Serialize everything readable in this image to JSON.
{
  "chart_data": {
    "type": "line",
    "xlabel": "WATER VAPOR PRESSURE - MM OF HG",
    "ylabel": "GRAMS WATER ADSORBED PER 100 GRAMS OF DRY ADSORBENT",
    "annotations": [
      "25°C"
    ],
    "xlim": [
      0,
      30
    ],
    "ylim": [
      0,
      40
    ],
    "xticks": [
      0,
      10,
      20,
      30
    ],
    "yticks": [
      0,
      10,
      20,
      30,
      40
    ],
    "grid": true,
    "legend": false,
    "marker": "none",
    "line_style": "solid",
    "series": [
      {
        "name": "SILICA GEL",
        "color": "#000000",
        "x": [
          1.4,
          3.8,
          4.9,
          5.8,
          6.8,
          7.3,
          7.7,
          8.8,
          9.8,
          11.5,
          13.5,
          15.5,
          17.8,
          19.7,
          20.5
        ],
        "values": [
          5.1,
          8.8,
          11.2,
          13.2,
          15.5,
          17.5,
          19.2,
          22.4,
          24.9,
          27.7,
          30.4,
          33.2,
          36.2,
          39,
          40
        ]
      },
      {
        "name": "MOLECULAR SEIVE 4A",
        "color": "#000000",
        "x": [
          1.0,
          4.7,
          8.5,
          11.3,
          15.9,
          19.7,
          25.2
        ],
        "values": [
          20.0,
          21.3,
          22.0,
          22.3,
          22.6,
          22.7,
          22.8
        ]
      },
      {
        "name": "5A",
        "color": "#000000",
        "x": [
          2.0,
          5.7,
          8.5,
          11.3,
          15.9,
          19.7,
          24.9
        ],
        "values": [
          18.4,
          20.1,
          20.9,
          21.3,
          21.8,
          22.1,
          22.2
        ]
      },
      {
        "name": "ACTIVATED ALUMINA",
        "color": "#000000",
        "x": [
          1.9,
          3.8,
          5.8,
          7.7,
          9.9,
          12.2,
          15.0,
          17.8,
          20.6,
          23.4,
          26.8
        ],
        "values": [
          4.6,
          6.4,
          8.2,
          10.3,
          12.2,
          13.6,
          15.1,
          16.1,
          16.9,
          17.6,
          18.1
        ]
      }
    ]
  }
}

★ ★ ★ ★ ★

WRITTEN INSTRUCTION →
Find the string "name" in the entries above and return each line that holds it.

COMPLETE ANSWER →
        "name": "SILICA GEL",
        "name": "MOLECULAR SEIVE 4A",
        "name": "5A",
        "name": "ACTIVATED ALUMINA",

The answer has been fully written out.